> [Source extract]:
"Words" is a song written by Tommy Boyce and Bobby Hart and released by the Monkees. An early version by the Leaves appeared on their 1966 album Hey Joe. The Monkees first recorded the song for their second album, More of The Monkees, in August 1966 under the supervision of Boyce and Hart. While this version went unreleased until the 1990 compilation Missing Links Volume Two, it was featured in the 10 April 1967 episode of The Monkees "Monkees, Manhattan Style". A new version of the song was made to be the B-side of "Pleasant Valley Sunday" in 1967, now produced by Chip Douglas.

Micky Dolenz shared lead vocals with Peter Tork on both versions of the song. The B-side peaked at No. 11 on the Billboard Hot 100, marking the highest-charting single with Tork's lead.

The single version was included on the album Pisces, Aquarius, Capricorn & Jones Ltd., while the first version was later put on the 1990 compilation album Missing Links Volume Two.

> [Set problem]: Pick up the text about the Monkees song "Words" after its final sentence and keep it going. The records have no connection to the text about the Monkees song "Words."

> [Records provided]:

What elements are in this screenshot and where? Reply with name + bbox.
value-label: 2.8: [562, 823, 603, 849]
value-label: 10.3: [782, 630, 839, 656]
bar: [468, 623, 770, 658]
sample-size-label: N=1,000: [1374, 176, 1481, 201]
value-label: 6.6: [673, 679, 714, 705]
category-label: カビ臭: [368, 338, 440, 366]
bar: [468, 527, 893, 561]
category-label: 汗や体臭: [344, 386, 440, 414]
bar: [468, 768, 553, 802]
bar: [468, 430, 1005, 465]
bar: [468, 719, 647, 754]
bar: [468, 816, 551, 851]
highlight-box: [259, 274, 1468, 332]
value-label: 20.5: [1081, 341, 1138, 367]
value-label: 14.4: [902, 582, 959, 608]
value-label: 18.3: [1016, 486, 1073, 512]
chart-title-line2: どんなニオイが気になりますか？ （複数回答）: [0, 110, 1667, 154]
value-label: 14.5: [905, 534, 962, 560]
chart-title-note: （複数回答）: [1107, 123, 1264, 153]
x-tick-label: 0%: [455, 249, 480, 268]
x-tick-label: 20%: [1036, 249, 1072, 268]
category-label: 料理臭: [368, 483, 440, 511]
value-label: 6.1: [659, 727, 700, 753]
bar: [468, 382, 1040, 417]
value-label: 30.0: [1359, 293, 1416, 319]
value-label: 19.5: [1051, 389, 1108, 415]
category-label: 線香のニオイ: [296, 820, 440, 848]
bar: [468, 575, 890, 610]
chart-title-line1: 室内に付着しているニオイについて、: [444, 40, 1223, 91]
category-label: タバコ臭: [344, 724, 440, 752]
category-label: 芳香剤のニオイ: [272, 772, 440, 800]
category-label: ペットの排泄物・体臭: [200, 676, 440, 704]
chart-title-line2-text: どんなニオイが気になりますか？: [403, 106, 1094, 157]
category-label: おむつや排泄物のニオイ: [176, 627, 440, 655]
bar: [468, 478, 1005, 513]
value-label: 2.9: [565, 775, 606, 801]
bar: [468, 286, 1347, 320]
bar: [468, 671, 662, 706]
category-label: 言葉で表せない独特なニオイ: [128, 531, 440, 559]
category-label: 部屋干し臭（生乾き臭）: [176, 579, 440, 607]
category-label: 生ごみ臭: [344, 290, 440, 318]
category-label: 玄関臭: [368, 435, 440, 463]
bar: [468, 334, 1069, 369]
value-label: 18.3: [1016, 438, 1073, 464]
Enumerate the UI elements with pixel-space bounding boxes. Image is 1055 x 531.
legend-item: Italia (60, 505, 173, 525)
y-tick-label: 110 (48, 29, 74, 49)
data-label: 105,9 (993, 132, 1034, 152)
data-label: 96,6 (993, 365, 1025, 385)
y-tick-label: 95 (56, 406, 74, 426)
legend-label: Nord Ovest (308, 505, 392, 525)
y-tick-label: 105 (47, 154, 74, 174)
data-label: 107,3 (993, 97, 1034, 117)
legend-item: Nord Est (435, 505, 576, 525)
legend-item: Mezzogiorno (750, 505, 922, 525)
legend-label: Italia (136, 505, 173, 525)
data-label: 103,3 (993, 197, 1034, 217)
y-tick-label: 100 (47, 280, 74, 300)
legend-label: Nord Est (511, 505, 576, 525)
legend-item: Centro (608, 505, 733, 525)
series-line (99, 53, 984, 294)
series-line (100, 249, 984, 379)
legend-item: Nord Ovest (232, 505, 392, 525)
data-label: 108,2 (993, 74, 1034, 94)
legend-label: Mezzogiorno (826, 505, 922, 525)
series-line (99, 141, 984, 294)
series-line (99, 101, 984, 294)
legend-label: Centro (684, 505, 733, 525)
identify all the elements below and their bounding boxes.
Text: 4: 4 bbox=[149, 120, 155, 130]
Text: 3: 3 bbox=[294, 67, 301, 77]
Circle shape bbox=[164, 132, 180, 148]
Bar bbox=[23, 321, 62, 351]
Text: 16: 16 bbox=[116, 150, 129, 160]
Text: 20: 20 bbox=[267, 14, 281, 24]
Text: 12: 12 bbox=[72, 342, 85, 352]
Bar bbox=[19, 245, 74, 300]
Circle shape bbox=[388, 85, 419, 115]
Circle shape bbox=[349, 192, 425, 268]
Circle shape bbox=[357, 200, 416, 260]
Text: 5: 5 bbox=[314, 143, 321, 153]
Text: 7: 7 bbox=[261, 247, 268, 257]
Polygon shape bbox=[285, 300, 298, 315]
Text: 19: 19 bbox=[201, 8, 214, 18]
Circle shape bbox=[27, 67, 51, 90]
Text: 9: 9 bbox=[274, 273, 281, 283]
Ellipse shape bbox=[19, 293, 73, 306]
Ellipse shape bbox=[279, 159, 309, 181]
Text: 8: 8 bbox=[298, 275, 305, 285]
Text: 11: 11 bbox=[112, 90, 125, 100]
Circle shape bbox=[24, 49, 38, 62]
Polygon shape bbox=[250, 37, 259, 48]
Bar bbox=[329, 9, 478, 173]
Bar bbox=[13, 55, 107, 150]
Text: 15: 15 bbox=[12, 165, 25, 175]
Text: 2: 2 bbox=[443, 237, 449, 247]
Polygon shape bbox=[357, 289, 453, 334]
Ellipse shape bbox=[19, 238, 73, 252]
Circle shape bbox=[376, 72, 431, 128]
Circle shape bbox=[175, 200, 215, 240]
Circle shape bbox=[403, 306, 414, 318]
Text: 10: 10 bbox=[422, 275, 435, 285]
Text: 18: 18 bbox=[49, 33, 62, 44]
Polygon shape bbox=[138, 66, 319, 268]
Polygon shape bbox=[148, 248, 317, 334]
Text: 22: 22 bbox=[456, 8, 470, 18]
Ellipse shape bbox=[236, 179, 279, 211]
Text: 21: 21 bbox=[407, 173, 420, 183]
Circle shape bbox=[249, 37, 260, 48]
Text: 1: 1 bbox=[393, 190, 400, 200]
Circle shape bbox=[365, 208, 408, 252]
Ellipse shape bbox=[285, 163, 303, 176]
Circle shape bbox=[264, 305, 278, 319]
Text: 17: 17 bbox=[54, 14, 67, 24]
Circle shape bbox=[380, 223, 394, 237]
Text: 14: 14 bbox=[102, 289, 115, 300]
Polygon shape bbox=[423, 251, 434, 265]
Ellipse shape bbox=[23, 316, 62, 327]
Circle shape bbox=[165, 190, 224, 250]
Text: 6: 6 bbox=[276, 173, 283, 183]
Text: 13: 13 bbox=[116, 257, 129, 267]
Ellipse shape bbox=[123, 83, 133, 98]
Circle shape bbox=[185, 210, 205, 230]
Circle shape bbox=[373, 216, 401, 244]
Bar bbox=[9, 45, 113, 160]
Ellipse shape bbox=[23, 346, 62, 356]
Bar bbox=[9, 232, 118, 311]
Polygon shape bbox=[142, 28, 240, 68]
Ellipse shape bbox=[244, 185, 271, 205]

> [Result of the task]:
Background 
On Pisces, Aquarius, Capricorn & Jones Ltd.'s liner notes, co-writer Tommy Boyce recalled that the song’s inspiration was a letter that he and Bobby Hart had received from a lonely girl that they invited to a hayride after an appearance on American Bandstand two weeks before. The letter stated "Tommy and Bobby, WORDS can never express how nice you two were to me at the hayride".

In contrast with the thankful tone of the letter, the song tells about the imminent break-up between the narrator and his girlfriend after discovering that she was a liar, that had always told him "words with lies inside".

Recording

First version 

The first version was recorded in the More of The Monkees sessions. At this time, the Monkees were merely actors adding their vocals to songs with backing tracks played by session musicians to The Monkees TV show. Monkee Micky Dolenz, had already sung lead in "Last Train to Clarksville" and most of their eponymous debut album, served as lead vocalist again in this song, accompanied by fellow member Peter Tork on the verses. The backing vocals were recorded by Dolenz, Tork, Davy Jones, Boyce, Hart and others.

Boyce and Hart were their producers and songwriters at the time and arranged a number of session musicians to play on the record, including Wayne Erwin on guitar (who also did backing vocals), Larry Taylor on bass and Billy Lewis on drums, also featuring a flute solo made by Ethmer Roten.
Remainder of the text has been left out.